* **Stored entries**:
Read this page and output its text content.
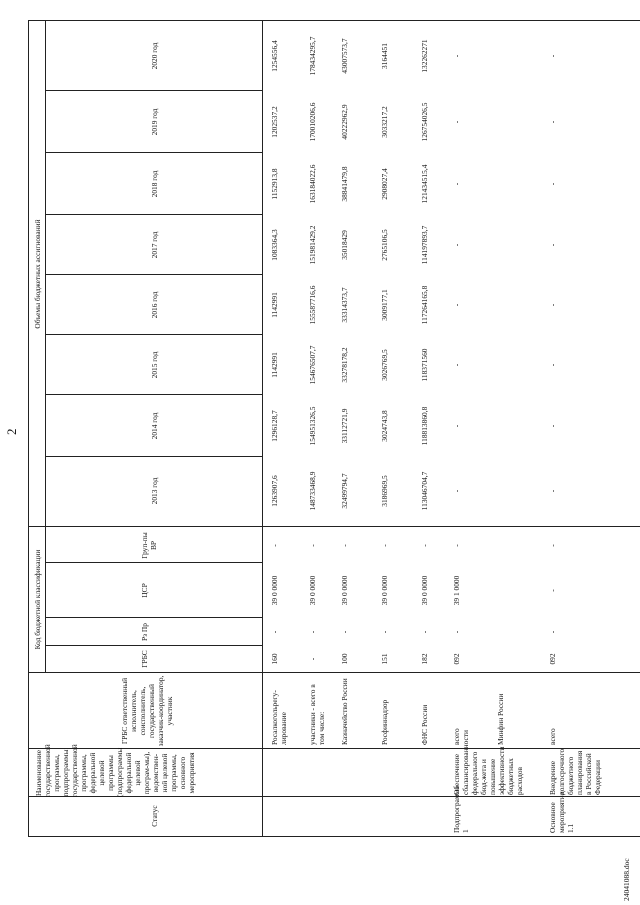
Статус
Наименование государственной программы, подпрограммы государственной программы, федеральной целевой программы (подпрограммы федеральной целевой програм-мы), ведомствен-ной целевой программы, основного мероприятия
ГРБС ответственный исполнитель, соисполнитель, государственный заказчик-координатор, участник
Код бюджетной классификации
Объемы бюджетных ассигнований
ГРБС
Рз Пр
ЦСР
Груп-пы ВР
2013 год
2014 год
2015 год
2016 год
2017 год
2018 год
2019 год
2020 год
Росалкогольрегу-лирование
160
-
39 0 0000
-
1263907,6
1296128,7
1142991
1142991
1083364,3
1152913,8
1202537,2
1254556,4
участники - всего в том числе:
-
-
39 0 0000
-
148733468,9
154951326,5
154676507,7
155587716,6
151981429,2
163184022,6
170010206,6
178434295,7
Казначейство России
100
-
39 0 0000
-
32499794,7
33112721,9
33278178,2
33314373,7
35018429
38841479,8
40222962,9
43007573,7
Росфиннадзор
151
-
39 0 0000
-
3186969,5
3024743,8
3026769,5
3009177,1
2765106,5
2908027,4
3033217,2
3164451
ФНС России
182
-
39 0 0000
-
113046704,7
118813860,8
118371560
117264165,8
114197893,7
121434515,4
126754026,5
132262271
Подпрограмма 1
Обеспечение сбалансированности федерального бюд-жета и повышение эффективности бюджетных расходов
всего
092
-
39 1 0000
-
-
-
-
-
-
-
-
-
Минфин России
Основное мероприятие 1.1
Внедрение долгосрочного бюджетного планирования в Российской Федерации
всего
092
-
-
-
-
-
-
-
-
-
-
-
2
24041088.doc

* **Exercise prompt**: Extract the entries in full, exactly as they are, minus the pictures.

* **Full solution**:
Read this page and output its text content.
Статус
Наименование государственной программы, подпрограммы государственной программы, федеральной целевой программы (подпрограммы федеральной целевой програм-мы), ведомствен-ной целевой программы, основного мероприятия
ГРБС ответственный исполнитель, соисполнитель, государственный заказчик-координатор, участник
Код бюджетной классификации
Объемы бюджетных ассигнований
ГРБС
Рз Пр
ЦСР
Груп-пы ВР
2013 год
2014 год
2015 год
2016 год
2017 год
2018 год
2019 год
2020 год
Росалкогольрегу-лирование
160
-
39 0 0000
-
1263907,6
1296128,7
1142991
1142991
1083364,3
1152913,8
1202537,2
1254556,4
участники - всего в том числе:
-
-
39 0 0000
-
148733468,9
154951326,5
154676507,7
155587716,6
151981429,2
163184022,6
170010206,6
178434295,7
Казначейство России
100
-
39 0 0000
-
32499794,7
33112721,9
33278178,2
33314373,7
35018429
38841479,8
40222962,9
43007573,7
Росфиннадзор
151
-
39 0 0000
-
3186969,5
3024743,8
3026769,5
3009177,1
2765106,5
2908027,4
3033217,2
3164451
ФНС России
182
-
39 0 0000
-
113046704,7
118813860,8
118371560
117264165,8
114197893,7
121434515,4
126754026,5
132262271
Подпрограмма 1
Обеспечение сбалансированности федерального бюд-жета и повышение эффективности бюджетных расходов
всего
092
-
39 1 0000
-
-
-
-
-
-
-
-
-
Минфин России
Основное мероприятие 1.1
Внедрение долгосрочного бюджетного планирования в Российской Федерации
всего
092
-
-
-
-
-
-
-
-
-
-
-
2
24041088.doc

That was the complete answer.